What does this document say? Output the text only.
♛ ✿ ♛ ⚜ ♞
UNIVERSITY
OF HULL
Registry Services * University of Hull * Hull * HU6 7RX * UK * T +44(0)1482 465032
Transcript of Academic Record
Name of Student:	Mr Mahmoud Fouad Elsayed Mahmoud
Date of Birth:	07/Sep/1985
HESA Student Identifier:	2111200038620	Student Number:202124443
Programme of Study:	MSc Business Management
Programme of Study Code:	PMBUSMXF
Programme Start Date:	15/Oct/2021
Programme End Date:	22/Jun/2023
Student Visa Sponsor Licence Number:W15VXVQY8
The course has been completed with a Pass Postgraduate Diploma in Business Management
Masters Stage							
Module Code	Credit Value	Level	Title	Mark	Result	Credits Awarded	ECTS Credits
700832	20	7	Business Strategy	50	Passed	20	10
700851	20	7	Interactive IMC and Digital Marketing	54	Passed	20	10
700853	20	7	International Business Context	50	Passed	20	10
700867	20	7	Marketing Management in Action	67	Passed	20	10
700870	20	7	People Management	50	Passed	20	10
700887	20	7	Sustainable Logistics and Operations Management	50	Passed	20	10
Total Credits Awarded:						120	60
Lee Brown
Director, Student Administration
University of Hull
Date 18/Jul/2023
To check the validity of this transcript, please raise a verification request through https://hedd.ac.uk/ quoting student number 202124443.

-.-.-

> _EXERCISE DESCRIPTION_:
Send back every record, precisely as written.

> _REPLY_:
What does this document say? Output the text only.
♛ ✿ ♛ ⚜ ♞
UNIVERSITY
OF HULL
Registry Services * University of Hull * Hull * HU6 7RX * UK * T +44(0)1482 465032
Transcript of Academic Record
Name of Student:	Mr Mahmoud Fouad Elsayed Mahmoud
Date of Birth:	07/Sep/1985
HESA Student Identifier:	2111200038620	Student Number:202124443
Programme of Study:	MSc Business Management
Programme of Study Code:	PMBUSMXF
Programme Start Date:	15/Oct/2021
Programme End Date:	22/Jun/2023
Student Visa Sponsor Licence Number:W15VXVQY8
The course has been completed with a Pass Postgraduate Diploma in Business Management
Masters Stage							
Module Code	Credit Value	Level	Title	Mark	Result	Credits Awarded	ECTS Credits
700832	20	7	Business Strategy	50	Passed	20	10
700851	20	7	Interactive IMC and Digital Marketing	54	Passed	20	10
700853	20	7	International Business Context	50	Passed	20	10
700867	20	7	Marketing Management in Action	67	Passed	20	10
700870	20	7	People Management	50	Passed	20	10
700887	20	7	Sustainable Logistics and Operations Management	50	Passed	20	10
Total Credits Awarded:						120	60
Lee Brown
Director, Student Administration
University of Hull
Date 18/Jul/2023
To check the validity of this transcript, please raise a verification request through https://hedd.ac.uk/ quoting student number 202124443.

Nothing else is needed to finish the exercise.